**RECORDS FOR THE EXERCISE**
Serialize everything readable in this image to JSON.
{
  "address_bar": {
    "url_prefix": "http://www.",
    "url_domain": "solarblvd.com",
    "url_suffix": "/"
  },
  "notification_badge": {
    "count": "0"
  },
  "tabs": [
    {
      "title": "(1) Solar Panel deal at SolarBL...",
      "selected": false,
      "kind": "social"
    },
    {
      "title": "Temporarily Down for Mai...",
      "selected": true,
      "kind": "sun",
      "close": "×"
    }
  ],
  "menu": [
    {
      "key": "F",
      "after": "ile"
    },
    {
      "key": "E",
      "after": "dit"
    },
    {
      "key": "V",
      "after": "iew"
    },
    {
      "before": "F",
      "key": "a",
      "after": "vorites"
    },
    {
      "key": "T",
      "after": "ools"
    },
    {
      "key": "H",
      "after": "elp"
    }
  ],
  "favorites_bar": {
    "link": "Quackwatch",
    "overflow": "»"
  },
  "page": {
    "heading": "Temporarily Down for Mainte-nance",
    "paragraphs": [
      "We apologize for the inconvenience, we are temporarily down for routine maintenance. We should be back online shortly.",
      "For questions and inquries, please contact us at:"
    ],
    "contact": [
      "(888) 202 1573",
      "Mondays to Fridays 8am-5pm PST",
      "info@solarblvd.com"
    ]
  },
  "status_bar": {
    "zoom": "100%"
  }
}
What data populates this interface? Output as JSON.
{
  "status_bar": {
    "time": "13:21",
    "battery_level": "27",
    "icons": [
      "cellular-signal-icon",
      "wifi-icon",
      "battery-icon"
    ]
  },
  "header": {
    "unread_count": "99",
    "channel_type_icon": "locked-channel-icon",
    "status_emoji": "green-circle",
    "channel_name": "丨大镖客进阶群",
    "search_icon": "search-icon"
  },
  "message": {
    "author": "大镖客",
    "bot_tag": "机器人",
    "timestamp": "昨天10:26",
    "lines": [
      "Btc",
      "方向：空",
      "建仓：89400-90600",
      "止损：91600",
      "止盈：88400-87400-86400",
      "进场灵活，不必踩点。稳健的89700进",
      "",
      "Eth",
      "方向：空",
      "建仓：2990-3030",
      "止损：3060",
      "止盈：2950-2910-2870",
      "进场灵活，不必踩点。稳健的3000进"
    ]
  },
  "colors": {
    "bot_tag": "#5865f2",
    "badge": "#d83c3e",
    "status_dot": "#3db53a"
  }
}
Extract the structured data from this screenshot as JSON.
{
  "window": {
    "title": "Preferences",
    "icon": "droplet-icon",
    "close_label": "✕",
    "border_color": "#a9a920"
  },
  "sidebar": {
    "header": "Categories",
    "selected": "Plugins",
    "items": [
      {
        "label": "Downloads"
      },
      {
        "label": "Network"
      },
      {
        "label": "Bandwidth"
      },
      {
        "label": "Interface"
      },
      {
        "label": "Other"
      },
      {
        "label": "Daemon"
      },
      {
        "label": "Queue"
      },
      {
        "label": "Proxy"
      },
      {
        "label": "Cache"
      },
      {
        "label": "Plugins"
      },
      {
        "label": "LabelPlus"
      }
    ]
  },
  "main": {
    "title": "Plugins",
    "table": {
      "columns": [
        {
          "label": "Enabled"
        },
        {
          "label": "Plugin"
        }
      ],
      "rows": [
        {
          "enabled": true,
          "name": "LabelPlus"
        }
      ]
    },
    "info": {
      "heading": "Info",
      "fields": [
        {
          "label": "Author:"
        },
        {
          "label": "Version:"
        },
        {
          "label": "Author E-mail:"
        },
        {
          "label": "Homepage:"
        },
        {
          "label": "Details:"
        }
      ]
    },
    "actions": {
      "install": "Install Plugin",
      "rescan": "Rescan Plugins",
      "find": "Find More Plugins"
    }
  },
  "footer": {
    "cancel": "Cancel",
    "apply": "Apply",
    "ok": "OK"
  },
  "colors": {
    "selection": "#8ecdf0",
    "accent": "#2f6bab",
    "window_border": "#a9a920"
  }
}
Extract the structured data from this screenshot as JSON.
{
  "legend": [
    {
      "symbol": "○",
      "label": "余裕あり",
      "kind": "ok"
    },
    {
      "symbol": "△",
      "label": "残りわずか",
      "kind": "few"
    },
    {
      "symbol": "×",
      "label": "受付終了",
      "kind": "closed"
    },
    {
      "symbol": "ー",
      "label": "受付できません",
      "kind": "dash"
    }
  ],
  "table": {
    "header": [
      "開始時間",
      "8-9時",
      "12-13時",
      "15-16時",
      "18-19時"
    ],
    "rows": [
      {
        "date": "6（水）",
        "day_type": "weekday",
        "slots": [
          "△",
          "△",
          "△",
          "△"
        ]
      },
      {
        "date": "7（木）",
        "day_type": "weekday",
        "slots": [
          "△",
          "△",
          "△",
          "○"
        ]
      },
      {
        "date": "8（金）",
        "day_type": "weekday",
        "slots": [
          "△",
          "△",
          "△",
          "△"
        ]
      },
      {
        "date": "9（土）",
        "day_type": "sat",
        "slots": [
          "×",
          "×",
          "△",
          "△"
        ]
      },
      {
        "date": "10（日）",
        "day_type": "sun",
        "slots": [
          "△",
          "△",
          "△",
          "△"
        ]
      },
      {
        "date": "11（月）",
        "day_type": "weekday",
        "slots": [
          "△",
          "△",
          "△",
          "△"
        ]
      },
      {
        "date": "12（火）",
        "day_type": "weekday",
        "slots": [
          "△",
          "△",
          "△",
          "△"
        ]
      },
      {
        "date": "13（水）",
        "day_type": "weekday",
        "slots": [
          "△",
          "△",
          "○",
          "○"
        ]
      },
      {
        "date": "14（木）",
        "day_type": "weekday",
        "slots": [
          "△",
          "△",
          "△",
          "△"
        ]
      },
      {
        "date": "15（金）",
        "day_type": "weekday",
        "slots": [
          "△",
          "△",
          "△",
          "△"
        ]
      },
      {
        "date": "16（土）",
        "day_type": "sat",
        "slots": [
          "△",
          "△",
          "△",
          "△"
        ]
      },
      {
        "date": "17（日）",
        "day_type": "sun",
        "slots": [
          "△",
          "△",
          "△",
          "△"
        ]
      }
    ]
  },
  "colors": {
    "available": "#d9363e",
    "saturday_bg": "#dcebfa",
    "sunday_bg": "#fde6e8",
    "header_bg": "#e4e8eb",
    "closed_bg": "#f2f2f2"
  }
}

**TASK GOAL**
Repeat all the entries word for word.

**EXERCISE RESULT**
Serialize everything readable in this image to JSON.
{
  "address_bar": {
    "url_prefix": "http://www.",
    "url_domain": "solarblvd.com",
    "url_suffix": "/"
  },
  "notification_badge": {
    "count": "0"
  },
  "tabs": [
    {
      "title": "(1) Solar Panel deal at SolarBL...",
      "selected": false,
      "kind": "social"
    },
    {
      "title": "Temporarily Down for Mai...",
      "selected": true,
      "kind": "sun",
      "close": "×"
    }
  ],
  "menu": [
    {
      "key": "F",
      "after": "ile"
    },
    {
      "key": "E",
      "after": "dit"
    },
    {
      "key": "V",
      "after": "iew"
    },
    {
      "before": "F",
      "key": "a",
      "after": "vorites"
    },
    {
      "key": "T",
      "after": "ools"
    },
    {
      "key": "H",
      "after": "elp"
    }
  ],
  "favorites_bar": {
    "link": "Quackwatch",
    "overflow": "»"
  },
  "page": {
    "heading": "Temporarily Down for Mainte-nance",
    "paragraphs": [
      "We apologize for the inconvenience, we are temporarily down for routine maintenance. We should be back online shortly.",
      "For questions and inquries, please contact us at:"
    ],
    "contact": [
      "(888) 202 1573",
      "Mondays to Fridays 8am-5pm PST",
      "info@solarblvd.com"
    ]
  },
  "status_bar": {
    "zoom": "100%"
  }
}
What data populates this interface? Output as JSON.
{
  "status_bar": {
    "time": "13:21",
    "battery_level": "27",
    "icons": [
      "cellular-signal-icon",
      "wifi-icon",
      "battery-icon"
    ]
  },
  "header": {
    "unread_count": "99",
    "channel_type_icon": "locked-channel-icon",
    "status_emoji": "green-circle",
    "channel_name": "丨大镖客进阶群",
    "search_icon": "search-icon"
  },
  "message": {
    "author": "大镖客",
    "bot_tag": "机器人",
    "timestamp": "昨天10:26",
    "lines": [
      "Btc",
      "方向：空",
      "建仓：89400-90600",
      "止损：91600",
      "止盈：88400-87400-86400",
      "进场灵活，不必踩点。稳健的89700进",
      "",
      "Eth",
      "方向：空",
      "建仓：2990-3030",
      "止损：3060",
      "止盈：2950-2910-2870",
      "进场灵活，不必踩点。稳健的3000进"
    ]
  },
  "colors": {
    "bot_tag": "#5865f2",
    "badge": "#d83c3e",
    "status_dot": "#3db53a"
  }
}
Extract the structured data from this screenshot as JSON.
{
  "window": {
    "title": "Preferences",
    "icon": "droplet-icon",
    "close_label": "✕",
    "border_color": "#a9a920"
  },
  "sidebar": {
    "header": "Categories",
    "selected": "Plugins",
    "items": [
      {
        "label": "Downloads"
      },
      {
        "label": "Network"
      },
      {
        "label": "Bandwidth"
      },
      {
        "label": "Interface"
      },
      {
        "label": "Other"
      },
      {
        "label": "Daemon"
      },
      {
        "label": "Queue"
      },
      {
        "label": "Proxy"
      },
      {
        "label": "Cache"
      },
      {
        "label": "Plugins"
      },
      {
        "label": "LabelPlus"
      }
    ]
  },
  "main": {
    "title": "Plugins",
    "table": {
      "columns": [
        {
          "label": "Enabled"
        },
        {
          "label": "Plugin"
        }
      ],
      "rows": [
        {
          "enabled": true,
          "name": "LabelPlus"
        }
      ]
    },
    "info": {
      "heading": "Info",
      "fields": [
        {
          "label": "Author:"
        },
        {
          "label": "Version:"
        },
        {
          "label": "Author E-mail:"
        },
        {
          "label": "Homepage:"
        },
        {
          "label": "Details:"
        }
      ]
    },
    "actions": {
      "install": "Install Plugin",
      "rescan": "Rescan Plugins",
      "find": "Find More Plugins"
    }
  },
  "footer": {
    "cancel": "Cancel",
    "apply": "Apply",
    "ok": "OK"
  },
  "colors": {
    "selection": "#8ecdf0",
    "accent": "#2f6bab",
    "window_border": "#a9a920"
  }
}
Extract the structured data from this screenshot as JSON.
{
  "legend": [
    {
      "symbol": "○",
      "label": "余裕あり",
      "kind": "ok"
    },
    {
      "symbol": "△",
      "label": "残りわずか",
      "kind": "few"
    },
    {
      "symbol": "×",
      "label": "受付終了",
      "kind": "closed"
    },
    {
      "symbol": "ー",
      "label": "受付できません",
      "kind": "dash"
    }
  ],
  "table": {
    "header": [
      "開始時間",
      "8-9時",
      "12-13時",
      "15-16時",
      "18-19時"
    ],
    "rows": [
      {
        "date": "6（水）",
        "day_type": "weekday",
        "slots": [
          "△",
          "△",
          "△",
          "△"
        ]
      },
      {
        "date": "7（木）",
        "day_type": "weekday",
        "slots": [
          "△",
          "△",
          "△",
          "○"
        ]
      },
      {
        "date": "8（金）",
        "day_type": "weekday",
        "slots": [
          "△",
          "△",
          "△",
          "△"
        ]
      },
      {
        "date": "9（土）",
        "day_type": "sat",
        "slots": [
          "×",
          "×",
          "△",
          "△"
        ]
      },
      {
        "date": "10（日）",
        "day_type": "sun",
        "slots": [
          "△",
          "△",
          "△",
          "△"
        ]
      },
      {
        "date": "11（月）",
        "day_type": "weekday",
        "slots": [
          "△",
          "△",
          "△",
          "△"
        ]
      },
      {
        "date": "12（火）",
        "day_type": "weekday",
        "slots": [
          "△",
          "△",
          "△",
          "△"
        ]
      },
      {
        "date": "13（水）",
        "day_type": "weekday",
        "slots": [
          "△",
          "△",
          "○",
          "○"
        ]
      },
      {
        "date": "14（木）",
        "day_type": "weekday",
        "slots": [
          "△",
          "△",
          "△",
          "△"
        ]
      },
      {
        "date": "15（金）",
        "day_type": "weekday",
        "slots": [
          "△",
          "△",
          "△",
          "△"
        ]
      },
      {
        "date": "16（土）",
        "day_type": "sat",
        "slots": [
          "△",
          "△",
          "△",
          "△"
        ]
      },
      {
        "date": "17（日）",
        "day_type": "sun",
        "slots": [
          "△",
          "△",
          "△",
          "△"
        ]
      }
    ]
  },
  "colors": {
    "available": "#d9363e",
    "saturday_bg": "#dcebfa",
    "sunday_bg": "#fde6e8",
    "header_bg": "#e4e8eb",
    "closed_bg": "#f2f2f2"
  }
}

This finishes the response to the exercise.